TRECHO CITADO –

----------------------------------------

Em inglês, os estudiosos cunharam o termo she-cession (um jogo de palavras com o termo recession, ou recessão, e she, ela).

Guy Ryder, diretor da Organização Internacional do Trabalho, disse nesta segunda-feira que é preciso "vontade política" e que os governos devem "investir nas mulheres" como parte da recuperação econômica.

Na recessão de 2008 e 2009, por exemplo, os homens representaram três quartos das perdas de postos de trabalho nos Estados Unidos. Já em meio às guerras mundiais do último século, as mulheres inclusive aumentaram sua participação no mercado com os homens envolvidos no conflito armado e a carência de mão-de-obra.

----------------------------------------

TAREFA A –
Segundo o trecho citado, que cargo ocupa Guy Ryder?
TAREFA B –
Altere a parte do trecho citado entre "Guy Ryder, diretor" e "carência de mão-de-obra.", inclusive, substituindo "Estados Unidos" por "Canadá".
As linhas não são necessárias para nenhuma tarefa.

----------------------------------------

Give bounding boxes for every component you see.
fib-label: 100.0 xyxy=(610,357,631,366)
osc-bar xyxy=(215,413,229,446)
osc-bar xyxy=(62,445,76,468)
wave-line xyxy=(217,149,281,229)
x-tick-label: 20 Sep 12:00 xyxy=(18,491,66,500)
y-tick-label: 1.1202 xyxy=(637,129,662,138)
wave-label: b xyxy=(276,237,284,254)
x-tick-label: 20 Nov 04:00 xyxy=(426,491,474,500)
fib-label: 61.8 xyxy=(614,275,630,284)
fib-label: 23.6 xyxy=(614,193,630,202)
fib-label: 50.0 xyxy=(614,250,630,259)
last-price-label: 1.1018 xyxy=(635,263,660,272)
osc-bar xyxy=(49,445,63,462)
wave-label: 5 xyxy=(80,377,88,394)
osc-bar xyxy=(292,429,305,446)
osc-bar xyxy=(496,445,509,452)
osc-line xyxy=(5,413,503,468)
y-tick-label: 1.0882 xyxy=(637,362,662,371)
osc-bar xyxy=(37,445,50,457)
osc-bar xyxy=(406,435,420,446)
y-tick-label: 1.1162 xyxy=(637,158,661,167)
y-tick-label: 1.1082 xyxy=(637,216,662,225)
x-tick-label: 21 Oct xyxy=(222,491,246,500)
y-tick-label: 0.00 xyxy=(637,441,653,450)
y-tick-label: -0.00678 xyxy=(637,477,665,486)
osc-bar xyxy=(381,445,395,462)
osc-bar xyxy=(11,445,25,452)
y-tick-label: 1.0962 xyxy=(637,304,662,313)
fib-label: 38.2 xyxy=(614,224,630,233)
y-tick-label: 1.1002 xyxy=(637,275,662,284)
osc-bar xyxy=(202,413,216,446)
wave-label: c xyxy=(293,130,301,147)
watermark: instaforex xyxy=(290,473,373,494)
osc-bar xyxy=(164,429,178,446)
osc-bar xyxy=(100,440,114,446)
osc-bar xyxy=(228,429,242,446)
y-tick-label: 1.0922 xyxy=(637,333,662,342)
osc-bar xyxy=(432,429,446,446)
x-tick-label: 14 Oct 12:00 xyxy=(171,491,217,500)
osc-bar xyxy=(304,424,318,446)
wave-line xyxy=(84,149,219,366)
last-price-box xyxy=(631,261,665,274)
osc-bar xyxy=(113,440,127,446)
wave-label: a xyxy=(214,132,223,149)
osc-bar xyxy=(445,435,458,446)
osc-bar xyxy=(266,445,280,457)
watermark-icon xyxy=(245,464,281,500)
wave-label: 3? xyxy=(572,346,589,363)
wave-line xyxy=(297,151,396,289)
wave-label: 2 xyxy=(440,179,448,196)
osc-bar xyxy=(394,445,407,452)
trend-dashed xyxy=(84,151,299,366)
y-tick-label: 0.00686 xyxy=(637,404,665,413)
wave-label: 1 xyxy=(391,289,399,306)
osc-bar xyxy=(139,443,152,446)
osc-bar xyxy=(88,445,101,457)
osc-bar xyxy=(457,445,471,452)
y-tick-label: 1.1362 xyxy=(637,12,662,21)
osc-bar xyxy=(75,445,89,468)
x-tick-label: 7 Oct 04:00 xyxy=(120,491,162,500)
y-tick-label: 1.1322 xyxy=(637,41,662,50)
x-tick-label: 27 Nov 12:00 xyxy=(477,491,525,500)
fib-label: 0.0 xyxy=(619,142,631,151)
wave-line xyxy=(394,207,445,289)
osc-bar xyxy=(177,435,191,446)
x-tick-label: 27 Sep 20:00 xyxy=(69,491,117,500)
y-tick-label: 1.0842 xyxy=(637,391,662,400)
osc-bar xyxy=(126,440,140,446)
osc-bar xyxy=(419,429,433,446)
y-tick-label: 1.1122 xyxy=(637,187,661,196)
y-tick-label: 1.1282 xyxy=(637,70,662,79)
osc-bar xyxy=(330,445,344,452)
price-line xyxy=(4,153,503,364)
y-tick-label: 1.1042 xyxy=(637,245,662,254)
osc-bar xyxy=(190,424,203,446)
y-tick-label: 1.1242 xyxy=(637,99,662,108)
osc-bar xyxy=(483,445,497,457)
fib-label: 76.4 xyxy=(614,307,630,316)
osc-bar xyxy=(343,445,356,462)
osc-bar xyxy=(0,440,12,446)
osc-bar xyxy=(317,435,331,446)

----------------------------------------

RESPOSTA A –
Diretor da Organização Internacional do Trabalho.

RESPOSTA B –
Guy Ryder, diretor da Organização Internacional do Trabalho, disse nesta segunda-feira que é preciso "vontade política" e que os governos devem "investir nas mulheres" como parte da recuperação econômica.

Na recessão de 2008 e 2009, por exemplo, os homens representaram três quartos das perdas de postos de trabalho nos Canadá. Já em meio às guerras mundiais do último século, as mulheres inclusive aumentaram sua participação no mercado com os homens envolvidos no conflito armado e a carência de mão-de-obra.